**The exercise:** Extract every line below that contains the word "Дружинкины".

**Entries:**
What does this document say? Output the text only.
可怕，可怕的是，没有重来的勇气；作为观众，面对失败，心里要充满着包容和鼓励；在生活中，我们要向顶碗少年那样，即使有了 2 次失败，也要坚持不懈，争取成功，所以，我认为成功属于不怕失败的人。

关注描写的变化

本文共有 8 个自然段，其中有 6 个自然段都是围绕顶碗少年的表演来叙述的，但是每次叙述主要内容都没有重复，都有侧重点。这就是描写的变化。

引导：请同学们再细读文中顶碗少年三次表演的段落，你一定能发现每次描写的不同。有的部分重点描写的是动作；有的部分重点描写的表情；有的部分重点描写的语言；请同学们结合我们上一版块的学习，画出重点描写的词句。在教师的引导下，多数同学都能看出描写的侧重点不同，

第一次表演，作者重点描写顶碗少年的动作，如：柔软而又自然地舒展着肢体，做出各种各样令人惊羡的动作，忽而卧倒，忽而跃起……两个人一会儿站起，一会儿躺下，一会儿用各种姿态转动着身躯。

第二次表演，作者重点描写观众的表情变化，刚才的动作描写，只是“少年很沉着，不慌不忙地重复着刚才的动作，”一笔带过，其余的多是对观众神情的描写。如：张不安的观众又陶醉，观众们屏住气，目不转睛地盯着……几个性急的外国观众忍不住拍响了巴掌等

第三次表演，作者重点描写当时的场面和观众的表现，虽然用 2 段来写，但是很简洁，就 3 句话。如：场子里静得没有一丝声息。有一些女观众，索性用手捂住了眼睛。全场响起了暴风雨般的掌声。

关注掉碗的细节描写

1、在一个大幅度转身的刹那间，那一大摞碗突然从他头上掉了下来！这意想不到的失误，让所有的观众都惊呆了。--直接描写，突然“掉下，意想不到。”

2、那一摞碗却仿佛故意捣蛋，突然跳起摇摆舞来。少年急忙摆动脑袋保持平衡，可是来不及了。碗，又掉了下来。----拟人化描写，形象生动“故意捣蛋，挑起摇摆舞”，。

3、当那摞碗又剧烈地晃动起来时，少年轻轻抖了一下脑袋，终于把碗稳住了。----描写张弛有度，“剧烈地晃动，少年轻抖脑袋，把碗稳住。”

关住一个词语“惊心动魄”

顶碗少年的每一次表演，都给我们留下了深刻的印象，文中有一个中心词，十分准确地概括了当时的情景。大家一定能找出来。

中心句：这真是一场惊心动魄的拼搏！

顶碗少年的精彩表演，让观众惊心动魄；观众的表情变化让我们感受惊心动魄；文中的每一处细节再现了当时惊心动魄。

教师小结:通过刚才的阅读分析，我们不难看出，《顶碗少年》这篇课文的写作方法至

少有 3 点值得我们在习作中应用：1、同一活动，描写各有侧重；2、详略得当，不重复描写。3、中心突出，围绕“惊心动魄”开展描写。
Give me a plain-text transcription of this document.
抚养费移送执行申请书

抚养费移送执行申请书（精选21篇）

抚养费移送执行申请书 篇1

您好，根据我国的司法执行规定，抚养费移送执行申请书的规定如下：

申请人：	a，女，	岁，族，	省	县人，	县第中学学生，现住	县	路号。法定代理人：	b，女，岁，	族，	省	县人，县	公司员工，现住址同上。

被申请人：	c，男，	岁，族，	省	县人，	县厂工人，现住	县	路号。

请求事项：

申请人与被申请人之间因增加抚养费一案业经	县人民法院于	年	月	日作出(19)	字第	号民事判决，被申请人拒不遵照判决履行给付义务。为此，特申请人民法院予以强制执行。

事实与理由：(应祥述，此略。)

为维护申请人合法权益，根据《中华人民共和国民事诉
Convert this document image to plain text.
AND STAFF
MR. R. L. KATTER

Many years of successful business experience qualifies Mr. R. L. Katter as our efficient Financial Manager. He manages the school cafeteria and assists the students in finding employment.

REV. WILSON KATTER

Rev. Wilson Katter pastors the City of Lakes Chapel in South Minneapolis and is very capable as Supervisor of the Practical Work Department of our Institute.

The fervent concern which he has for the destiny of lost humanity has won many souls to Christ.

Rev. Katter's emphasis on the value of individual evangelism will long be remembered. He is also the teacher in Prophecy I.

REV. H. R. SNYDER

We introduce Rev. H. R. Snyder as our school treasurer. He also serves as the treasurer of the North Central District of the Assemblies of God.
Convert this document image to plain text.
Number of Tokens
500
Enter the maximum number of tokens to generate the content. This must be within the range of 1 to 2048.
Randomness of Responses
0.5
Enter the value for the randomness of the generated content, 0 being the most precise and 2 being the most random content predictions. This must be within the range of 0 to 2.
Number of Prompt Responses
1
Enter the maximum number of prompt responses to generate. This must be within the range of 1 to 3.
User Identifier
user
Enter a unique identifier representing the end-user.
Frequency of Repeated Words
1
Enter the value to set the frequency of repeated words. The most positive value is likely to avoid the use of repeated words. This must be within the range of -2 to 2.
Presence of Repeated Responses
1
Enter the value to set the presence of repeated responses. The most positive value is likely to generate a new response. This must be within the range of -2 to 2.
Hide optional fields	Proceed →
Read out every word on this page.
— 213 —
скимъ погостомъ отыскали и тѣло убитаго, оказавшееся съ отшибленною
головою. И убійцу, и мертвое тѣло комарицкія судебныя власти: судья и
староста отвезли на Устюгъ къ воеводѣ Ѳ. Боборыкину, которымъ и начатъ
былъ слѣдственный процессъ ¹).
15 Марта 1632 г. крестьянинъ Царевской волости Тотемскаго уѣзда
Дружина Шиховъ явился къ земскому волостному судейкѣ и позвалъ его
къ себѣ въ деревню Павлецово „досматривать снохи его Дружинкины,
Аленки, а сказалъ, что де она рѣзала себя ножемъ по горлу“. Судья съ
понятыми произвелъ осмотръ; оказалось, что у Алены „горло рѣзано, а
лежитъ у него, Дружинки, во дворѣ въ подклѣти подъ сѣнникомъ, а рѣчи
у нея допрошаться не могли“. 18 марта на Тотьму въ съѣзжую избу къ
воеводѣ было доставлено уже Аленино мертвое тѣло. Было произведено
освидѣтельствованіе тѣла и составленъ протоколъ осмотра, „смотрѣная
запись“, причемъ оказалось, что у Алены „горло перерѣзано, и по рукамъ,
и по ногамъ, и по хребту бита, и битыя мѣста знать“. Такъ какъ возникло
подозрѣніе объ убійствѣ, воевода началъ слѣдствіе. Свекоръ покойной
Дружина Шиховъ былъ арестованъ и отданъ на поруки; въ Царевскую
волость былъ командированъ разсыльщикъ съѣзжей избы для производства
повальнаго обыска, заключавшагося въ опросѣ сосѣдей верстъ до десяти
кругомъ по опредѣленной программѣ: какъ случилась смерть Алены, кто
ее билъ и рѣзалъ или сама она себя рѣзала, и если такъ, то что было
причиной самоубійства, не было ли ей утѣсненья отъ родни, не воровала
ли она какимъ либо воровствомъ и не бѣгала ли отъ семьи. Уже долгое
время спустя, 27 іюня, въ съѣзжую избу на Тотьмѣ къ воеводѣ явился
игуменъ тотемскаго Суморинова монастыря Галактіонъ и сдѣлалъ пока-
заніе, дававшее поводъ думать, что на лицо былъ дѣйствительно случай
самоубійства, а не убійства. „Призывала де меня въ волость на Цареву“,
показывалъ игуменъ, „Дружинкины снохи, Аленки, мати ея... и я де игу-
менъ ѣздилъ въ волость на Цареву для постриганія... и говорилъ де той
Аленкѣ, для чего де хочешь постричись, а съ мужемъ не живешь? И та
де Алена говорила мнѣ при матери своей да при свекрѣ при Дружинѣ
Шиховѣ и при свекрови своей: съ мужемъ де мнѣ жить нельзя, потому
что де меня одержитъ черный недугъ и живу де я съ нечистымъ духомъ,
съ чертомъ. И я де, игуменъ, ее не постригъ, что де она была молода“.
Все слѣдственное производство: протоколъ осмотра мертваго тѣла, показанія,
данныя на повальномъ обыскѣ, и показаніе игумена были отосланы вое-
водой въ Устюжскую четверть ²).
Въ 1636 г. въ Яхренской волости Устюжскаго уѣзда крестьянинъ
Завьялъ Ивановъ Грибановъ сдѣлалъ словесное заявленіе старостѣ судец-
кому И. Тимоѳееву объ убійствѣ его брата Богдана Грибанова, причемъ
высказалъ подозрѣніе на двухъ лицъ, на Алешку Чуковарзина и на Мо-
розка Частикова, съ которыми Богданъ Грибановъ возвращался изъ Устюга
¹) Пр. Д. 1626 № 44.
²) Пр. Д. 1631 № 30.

**Result of the exercise:**
къ себѣ въ деревню Павлецово „досматривать снохи его Дружинкины,
показывалъ игуменъ, „Дружинкины снохи, Аленки, мати ея... и я де игу-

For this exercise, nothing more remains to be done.